## EXERCISE DETAILS:
An exact copy of the records is required, minus the pictures they hold.

## RAW DATA:

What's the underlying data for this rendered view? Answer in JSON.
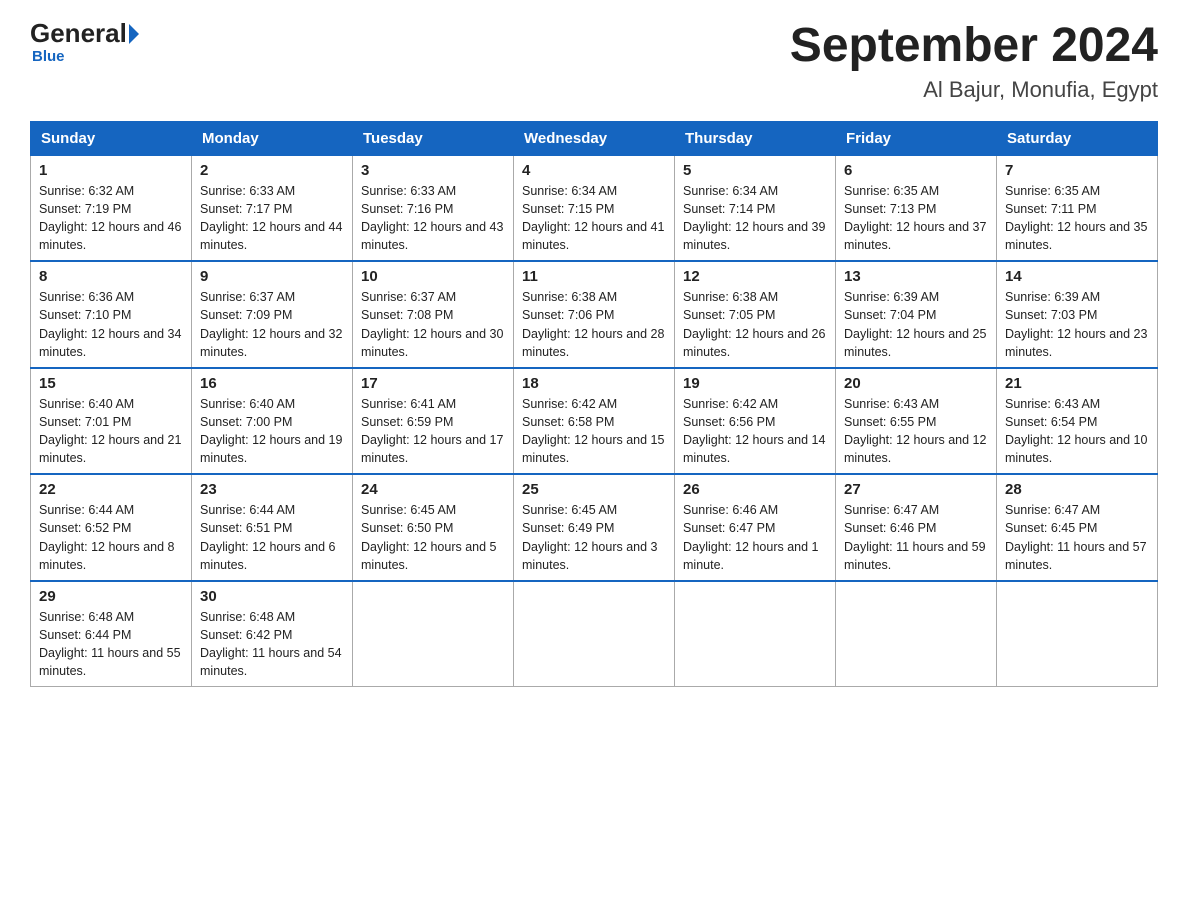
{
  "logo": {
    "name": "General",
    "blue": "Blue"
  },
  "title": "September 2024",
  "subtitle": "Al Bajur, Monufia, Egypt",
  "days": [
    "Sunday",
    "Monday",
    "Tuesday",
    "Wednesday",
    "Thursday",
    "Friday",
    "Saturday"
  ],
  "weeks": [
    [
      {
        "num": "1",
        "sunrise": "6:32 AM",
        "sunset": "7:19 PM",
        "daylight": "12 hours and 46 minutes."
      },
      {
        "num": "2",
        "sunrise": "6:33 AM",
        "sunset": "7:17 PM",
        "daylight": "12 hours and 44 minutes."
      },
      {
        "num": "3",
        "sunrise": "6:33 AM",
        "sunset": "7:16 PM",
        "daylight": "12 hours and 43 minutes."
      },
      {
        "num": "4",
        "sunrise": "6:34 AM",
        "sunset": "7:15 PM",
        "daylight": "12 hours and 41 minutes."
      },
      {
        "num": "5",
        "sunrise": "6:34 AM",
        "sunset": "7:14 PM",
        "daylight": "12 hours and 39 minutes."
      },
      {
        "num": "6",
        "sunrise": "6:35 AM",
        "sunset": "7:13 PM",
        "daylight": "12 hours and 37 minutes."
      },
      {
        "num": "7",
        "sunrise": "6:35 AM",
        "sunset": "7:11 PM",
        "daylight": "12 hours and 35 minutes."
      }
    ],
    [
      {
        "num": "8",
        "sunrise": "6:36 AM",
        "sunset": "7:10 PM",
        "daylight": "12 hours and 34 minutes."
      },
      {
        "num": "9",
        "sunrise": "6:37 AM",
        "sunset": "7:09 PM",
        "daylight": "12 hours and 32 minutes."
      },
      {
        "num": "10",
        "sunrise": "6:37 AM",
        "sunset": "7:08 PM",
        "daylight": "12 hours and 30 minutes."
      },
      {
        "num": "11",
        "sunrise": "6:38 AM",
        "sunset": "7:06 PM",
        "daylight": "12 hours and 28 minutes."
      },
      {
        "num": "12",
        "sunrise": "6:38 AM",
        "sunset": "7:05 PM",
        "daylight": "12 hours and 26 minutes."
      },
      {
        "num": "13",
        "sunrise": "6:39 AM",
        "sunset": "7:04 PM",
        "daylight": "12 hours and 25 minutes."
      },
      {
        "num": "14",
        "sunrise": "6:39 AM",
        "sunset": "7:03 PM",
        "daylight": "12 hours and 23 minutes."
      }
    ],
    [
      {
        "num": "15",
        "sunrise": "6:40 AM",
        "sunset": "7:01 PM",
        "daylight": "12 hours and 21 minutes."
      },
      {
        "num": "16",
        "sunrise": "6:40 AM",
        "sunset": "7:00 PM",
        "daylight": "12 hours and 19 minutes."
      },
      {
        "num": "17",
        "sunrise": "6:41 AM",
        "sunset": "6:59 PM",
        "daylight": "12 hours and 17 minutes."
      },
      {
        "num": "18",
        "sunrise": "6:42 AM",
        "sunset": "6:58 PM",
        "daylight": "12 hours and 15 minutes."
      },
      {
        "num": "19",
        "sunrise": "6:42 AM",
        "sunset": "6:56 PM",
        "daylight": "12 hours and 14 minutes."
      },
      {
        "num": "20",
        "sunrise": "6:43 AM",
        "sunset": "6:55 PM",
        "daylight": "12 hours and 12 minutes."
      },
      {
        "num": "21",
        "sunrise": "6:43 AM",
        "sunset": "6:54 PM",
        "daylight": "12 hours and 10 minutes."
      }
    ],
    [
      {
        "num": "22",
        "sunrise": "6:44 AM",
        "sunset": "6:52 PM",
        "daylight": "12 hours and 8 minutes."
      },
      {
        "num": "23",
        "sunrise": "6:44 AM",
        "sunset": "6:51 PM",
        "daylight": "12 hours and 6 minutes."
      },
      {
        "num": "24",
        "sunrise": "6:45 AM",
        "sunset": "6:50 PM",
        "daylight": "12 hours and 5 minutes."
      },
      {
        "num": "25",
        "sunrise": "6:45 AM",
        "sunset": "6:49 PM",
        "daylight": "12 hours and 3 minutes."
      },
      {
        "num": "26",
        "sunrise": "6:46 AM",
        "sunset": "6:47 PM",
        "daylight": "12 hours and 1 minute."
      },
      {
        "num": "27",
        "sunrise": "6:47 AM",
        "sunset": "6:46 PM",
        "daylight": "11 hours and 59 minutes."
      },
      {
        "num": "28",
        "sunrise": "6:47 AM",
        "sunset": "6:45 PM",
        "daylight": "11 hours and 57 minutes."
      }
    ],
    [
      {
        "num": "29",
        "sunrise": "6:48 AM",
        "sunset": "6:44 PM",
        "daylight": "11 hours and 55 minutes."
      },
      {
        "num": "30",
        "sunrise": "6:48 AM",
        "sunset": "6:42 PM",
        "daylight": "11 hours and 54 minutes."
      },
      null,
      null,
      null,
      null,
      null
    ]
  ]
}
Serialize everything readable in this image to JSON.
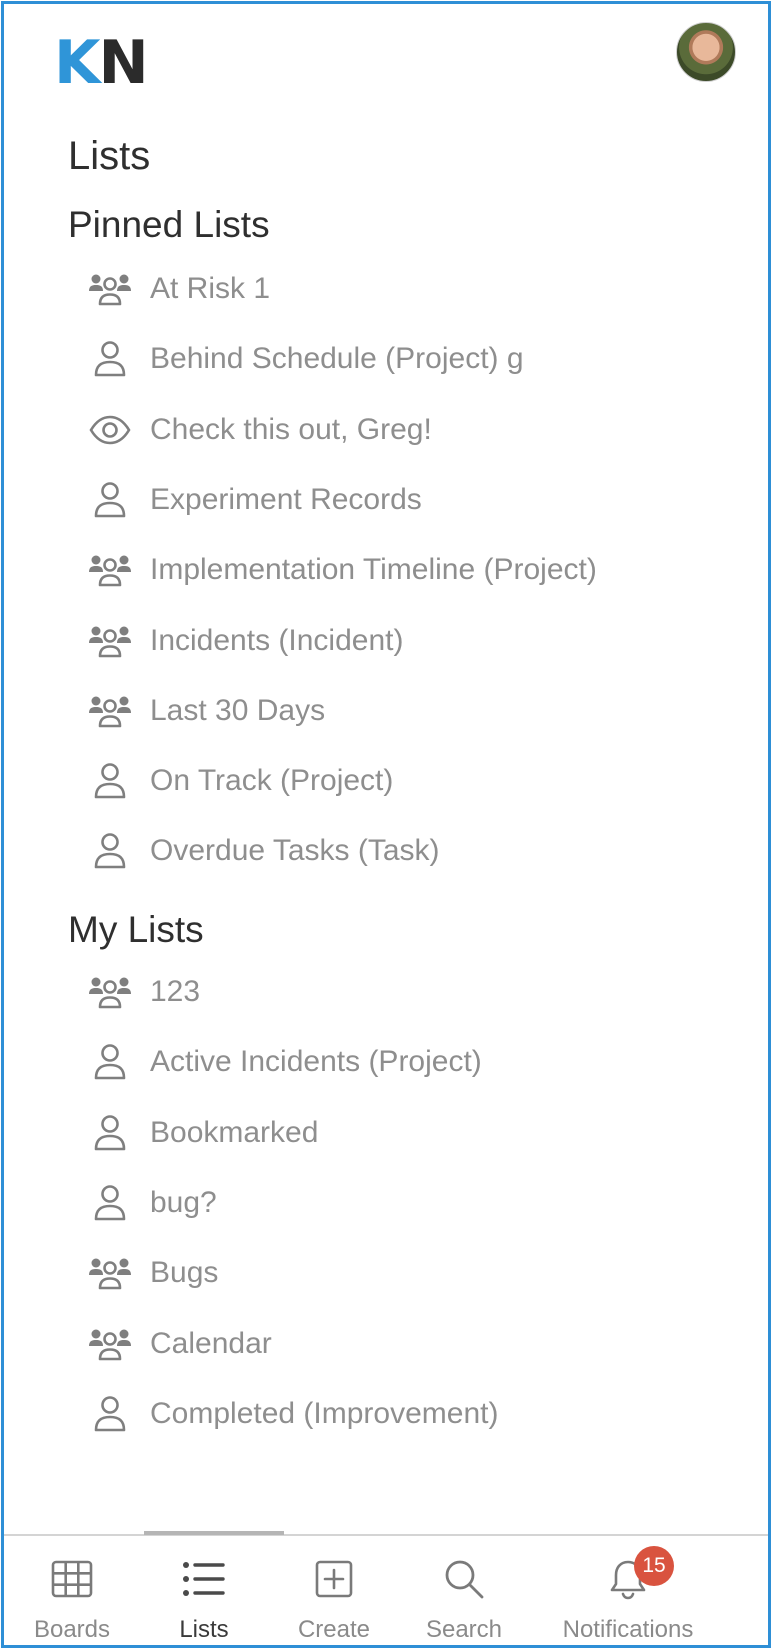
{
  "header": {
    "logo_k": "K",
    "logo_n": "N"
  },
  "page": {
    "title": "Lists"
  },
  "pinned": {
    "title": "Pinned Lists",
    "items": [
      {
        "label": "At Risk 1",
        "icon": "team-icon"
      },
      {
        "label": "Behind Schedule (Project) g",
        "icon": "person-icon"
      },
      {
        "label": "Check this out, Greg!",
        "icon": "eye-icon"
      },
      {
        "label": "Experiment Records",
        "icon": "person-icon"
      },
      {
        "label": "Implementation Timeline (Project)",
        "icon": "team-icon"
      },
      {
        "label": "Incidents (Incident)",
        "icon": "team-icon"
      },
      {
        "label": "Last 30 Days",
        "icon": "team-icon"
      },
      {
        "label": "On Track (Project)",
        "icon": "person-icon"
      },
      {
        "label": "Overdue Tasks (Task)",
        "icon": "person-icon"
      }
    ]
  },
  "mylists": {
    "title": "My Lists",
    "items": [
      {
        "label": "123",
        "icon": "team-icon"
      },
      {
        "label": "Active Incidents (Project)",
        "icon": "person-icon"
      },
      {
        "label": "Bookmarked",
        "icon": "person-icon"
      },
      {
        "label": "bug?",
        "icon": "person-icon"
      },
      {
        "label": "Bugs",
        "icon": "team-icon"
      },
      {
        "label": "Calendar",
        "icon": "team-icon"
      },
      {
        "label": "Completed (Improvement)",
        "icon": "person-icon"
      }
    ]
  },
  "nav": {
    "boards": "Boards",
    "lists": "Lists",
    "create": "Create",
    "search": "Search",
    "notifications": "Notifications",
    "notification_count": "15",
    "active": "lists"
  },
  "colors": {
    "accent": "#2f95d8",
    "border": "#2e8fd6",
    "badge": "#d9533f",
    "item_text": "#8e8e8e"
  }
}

## ANSWER TO THE TASK:
What's the underlying data for this rendered view? Answer in JSON.
{
  "logo": {
    "name": "General",
    "blue": "Blue"
  },
  "title": "September 2024",
  "subtitle": "Al Bajur, Monufia, Egypt",
  "days": [
    "Sunday",
    "Monday",
    "Tuesday",
    "Wednesday",
    "Thursday",
    "Friday",
    "Saturday"
  ],
  "weeks": [
    [
      {
        "num": "1",
        "sunrise": "6:32 AM",
        "sunset": "7:19 PM",
        "daylight": "12 hours and 46 minutes."
      },
      {
        "num": "2",
        "sunrise": "6:33 AM",
        "sunset": "7:17 PM",
        "daylight": "12 hours and 44 minutes."
      },
      {
        "num": "3",
        "sunrise": "6:33 AM",
        "sunset": "7:16 PM",
        "daylight": "12 hours and 43 minutes."
      },
      {
        "num": "4",
        "sunrise": "6:34 AM",
        "sunset": "7:15 PM",
        "daylight": "12 hours and 41 minutes."
      },
      {
        "num": "5",
        "sunrise": "6:34 AM",
        "sunset": "7:14 PM",
        "daylight": "12 hours and 39 minutes."
      },
      {
        "num": "6",
        "sunrise": "6:35 AM",
        "sunset": "7:13 PM",
        "daylight": "12 hours and 37 minutes."
      },
      {
        "num": "7",
        "sunrise": "6:35 AM",
        "sunset": "7:11 PM",
        "daylight": "12 hours and 35 minutes."
      }
    ],
    [
      {
        "num": "8",
        "sunrise": "6:36 AM",
        "sunset": "7:10 PM",
        "daylight": "12 hours and 34 minutes."
      },
      {
        "num": "9",
        "sunrise": "6:37 AM",
        "sunset": "7:09 PM",
        "daylight": "12 hours and 32 minutes."
      },
      {
        "num": "10",
        "sunrise": "6:37 AM",
        "sunset": "7:08 PM",
        "daylight": "12 hours and 30 minutes."
      },
      {
        "num": "11",
        "sunrise": "6:38 AM",
        "sunset": "7:06 PM",
        "daylight": "12 hours and 28 minutes."
      },
      {
        "num": "12",
        "sunrise": "6:38 AM",
        "sunset": "7:05 PM",
        "daylight": "12 hours and 26 minutes."
      },
      {
        "num": "13",
        "sunrise": "6:39 AM",
        "sunset": "7:04 PM",
        "daylight": "12 hours and 25 minutes."
      },
      {
        "num": "14",
        "sunrise": "6:39 AM",
        "sunset": "7:03 PM",
        "daylight": "12 hours and 23 minutes."
      }
    ],
    [
      {
        "num": "15",
        "sunrise": "6:40 AM",
        "sunset": "7:01 PM",
        "daylight": "12 hours and 21 minutes."
      },
      {
        "num": "16",
        "sunrise": "6:40 AM",
        "sunset": "7:00 PM",
        "daylight": "12 hours and 19 minutes."
      },
      {
        "num": "17",
        "sunrise": "6:41 AM",
        "sunset": "6:59 PM",
        "daylight": "12 hours and 17 minutes."
      },
      {
        "num": "18",
        "sunrise": "6:42 AM",
        "sunset": "6:58 PM",
        "daylight": "12 hours and 15 minutes."
      },
      {
        "num": "19",
        "sunrise": "6:42 AM",
        "sunset": "6:56 PM",
        "daylight": "12 hours and 14 minutes."
      },
      {
        "num": "20",
        "sunrise": "6:43 AM",
        "sunset": "6:55 PM",
        "daylight": "12 hours and 12 minutes."
      },
      {
        "num": "21",
        "sunrise": "6:43 AM",
        "sunset": "6:54 PM",
        "daylight": "12 hours and 10 minutes."
      }
    ],
    [
      {
        "num": "22",
        "sunrise": "6:44 AM",
        "sunset": "6:52 PM",
        "daylight": "12 hours and 8 minutes."
      },
      {
        "num": "23",
        "sunrise": "6:44 AM",
        "sunset": "6:51 PM",
        "daylight": "12 hours and 6 minutes."
      },
      {
        "num": "24",
        "sunrise": "6:45 AM",
        "sunset": "6:50 PM",
        "daylight": "12 hours and 5 minutes."
      },
      {
        "num": "25",
        "sunrise": "6:45 AM",
        "sunset": "6:49 PM",
        "daylight": "12 hours and 3 minutes."
      },
      {
        "num": "26",
        "sunrise": "6:46 AM",
        "sunset": "6:47 PM",
        "daylight": "12 hours and 1 minute."
      },
      {
        "num": "27",
        "sunrise": "6:47 AM",
        "sunset": "6:46 PM",
        "daylight": "11 hours and 59 minutes."
      },
      {
        "num": "28",
        "sunrise": "6:47 AM",
        "sunset": "6:45 PM",
        "daylight": "11 hours and 57 minutes."
      }
    ],
    [
      {
        "num": "29",
        "sunrise": "6:48 AM",
        "sunset": "6:44 PM",
        "daylight": "11 hours and 55 minutes."
      },
      {
        "num": "30",
        "sunrise": "6:48 AM",
        "sunset": "6:42 PM",
        "daylight": "11 hours and 54 minutes."
      },
      null,
      null,
      null,
      null,
      null
    ]
  ]
}
Serialize everything readable in this image to JSON.
{
  "header": {
    "logo_k": "K",
    "logo_n": "N"
  },
  "page": {
    "title": "Lists"
  },
  "pinned": {
    "title": "Pinned Lists",
    "items": [
      {
        "label": "At Risk 1",
        "icon": "team-icon"
      },
      {
        "label": "Behind Schedule (Project) g",
        "icon": "person-icon"
      },
      {
        "label": "Check this out, Greg!",
        "icon": "eye-icon"
      },
      {
        "label": "Experiment Records",
        "icon": "person-icon"
      },
      {
        "label": "Implementation Timeline (Project)",
        "icon": "team-icon"
      },
      {
        "label": "Incidents (Incident)",
        "icon": "team-icon"
      },
      {
        "label": "Last 30 Days",
        "icon": "team-icon"
      },
      {
        "label": "On Track (Project)",
        "icon": "person-icon"
      },
      {
        "label": "Overdue Tasks (Task)",
        "icon": "person-icon"
      }
    ]
  },
  "mylists": {
    "title": "My Lists",
    "items": [
      {
        "label": "123",
        "icon": "team-icon"
      },
      {
        "label": "Active Incidents (Project)",
        "icon": "person-icon"
      },
      {
        "label": "Bookmarked",
        "icon": "person-icon"
      },
      {
        "label": "bug?",
        "icon": "person-icon"
      },
      {
        "label": "Bugs",
        "icon": "team-icon"
      },
      {
        "label": "Calendar",
        "icon": "team-icon"
      },
      {
        "label": "Completed (Improvement)",
        "icon": "person-icon"
      }
    ]
  },
  "nav": {
    "boards": "Boards",
    "lists": "Lists",
    "create": "Create",
    "search": "Search",
    "notifications": "Notifications",
    "notification_count": "15",
    "active": "lists"
  },
  "colors": {
    "accent": "#2f95d8",
    "border": "#2e8fd6",
    "badge": "#d9533f",
    "item_text": "#8e8e8e"
  }
}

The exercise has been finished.